Figure content listings

## Start

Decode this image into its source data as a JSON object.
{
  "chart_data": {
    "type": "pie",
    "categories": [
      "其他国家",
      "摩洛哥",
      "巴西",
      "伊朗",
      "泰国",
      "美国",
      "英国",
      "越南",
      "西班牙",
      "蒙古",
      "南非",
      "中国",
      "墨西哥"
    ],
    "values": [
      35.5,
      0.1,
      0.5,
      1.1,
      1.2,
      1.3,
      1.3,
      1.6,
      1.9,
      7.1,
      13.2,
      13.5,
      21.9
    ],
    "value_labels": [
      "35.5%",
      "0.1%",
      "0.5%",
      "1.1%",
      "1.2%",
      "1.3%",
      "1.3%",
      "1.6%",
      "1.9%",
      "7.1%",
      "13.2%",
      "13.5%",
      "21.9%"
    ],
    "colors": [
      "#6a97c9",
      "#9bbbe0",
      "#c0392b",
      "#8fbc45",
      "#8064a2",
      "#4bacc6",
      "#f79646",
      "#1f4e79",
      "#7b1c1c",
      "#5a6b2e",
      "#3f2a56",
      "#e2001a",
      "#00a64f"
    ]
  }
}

## End
## Start

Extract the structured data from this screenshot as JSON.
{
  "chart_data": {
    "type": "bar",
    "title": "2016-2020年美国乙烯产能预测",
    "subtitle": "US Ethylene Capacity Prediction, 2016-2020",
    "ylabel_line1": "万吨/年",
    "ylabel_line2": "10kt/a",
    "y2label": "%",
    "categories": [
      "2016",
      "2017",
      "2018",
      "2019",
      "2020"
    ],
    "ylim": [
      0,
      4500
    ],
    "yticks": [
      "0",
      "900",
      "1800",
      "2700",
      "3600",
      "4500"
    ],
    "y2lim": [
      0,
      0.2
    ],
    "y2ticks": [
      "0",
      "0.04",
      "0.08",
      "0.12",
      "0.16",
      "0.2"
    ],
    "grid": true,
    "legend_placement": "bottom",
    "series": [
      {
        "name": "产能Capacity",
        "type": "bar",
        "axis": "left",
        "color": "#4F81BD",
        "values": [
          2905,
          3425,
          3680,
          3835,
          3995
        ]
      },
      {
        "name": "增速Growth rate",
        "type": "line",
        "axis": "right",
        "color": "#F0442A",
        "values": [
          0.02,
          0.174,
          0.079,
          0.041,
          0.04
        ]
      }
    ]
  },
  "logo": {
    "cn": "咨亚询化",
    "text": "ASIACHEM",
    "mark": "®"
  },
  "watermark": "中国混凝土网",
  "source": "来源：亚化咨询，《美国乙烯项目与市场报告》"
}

## End

Brief: Search the lines above for the string "source" and copy each line that has it.

Answer below:
Decode this image into its source data as a JSON object.
  "source": "来源：亚化咨询，《美国乙烯项目与市场报告》"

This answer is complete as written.